** Start Source records **
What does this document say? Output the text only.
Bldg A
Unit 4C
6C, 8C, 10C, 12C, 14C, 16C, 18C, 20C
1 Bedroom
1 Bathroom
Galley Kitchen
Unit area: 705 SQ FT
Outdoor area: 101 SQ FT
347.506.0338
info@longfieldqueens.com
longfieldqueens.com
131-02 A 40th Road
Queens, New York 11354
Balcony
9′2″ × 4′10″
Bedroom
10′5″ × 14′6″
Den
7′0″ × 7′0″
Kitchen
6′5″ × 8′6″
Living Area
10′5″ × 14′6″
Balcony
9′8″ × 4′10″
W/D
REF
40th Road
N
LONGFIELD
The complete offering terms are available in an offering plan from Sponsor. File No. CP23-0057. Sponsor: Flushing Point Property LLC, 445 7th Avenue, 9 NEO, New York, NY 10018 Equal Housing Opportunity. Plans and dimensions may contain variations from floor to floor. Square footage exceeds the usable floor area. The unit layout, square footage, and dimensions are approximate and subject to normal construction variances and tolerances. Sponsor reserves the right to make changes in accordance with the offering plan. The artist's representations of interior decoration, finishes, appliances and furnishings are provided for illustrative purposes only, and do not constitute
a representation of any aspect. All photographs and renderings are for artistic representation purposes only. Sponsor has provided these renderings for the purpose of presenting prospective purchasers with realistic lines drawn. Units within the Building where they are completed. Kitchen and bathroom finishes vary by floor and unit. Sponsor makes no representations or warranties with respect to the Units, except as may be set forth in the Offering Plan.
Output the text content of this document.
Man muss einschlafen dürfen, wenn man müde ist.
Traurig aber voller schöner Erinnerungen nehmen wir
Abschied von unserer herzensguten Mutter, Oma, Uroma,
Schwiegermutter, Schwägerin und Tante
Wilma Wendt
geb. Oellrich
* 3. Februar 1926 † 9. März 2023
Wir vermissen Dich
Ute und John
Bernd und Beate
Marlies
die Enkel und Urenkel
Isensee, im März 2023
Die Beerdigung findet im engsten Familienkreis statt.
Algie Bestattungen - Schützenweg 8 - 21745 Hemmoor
** End Source records **
Return, word for word, each line from the line that contains "Output the text content of this document." to the end of the listing above; include both end lines and nothing else.

Output the text content of this document.
Man muss einschlafen dürfen, wenn man müde ist.
Traurig aber voller schöner Erinnerungen nehmen wir
Abschied von unserer herzensguten Mutter, Oma, Uroma,
Schwiegermutter, Schwägerin und Tante
Wilma Wendt
geb. Oellrich
* 3. Februar 1926 † 9. März 2023
Wir vermissen Dich
Ute und John
Bernd und Beate
Marlies
die Enkel und Urenkel
Isensee, im März 2023
Die Beerdigung findet im engsten Familienkreis statt.
Algie Bestattungen - Schützenweg 8 - 21745 Hemmoor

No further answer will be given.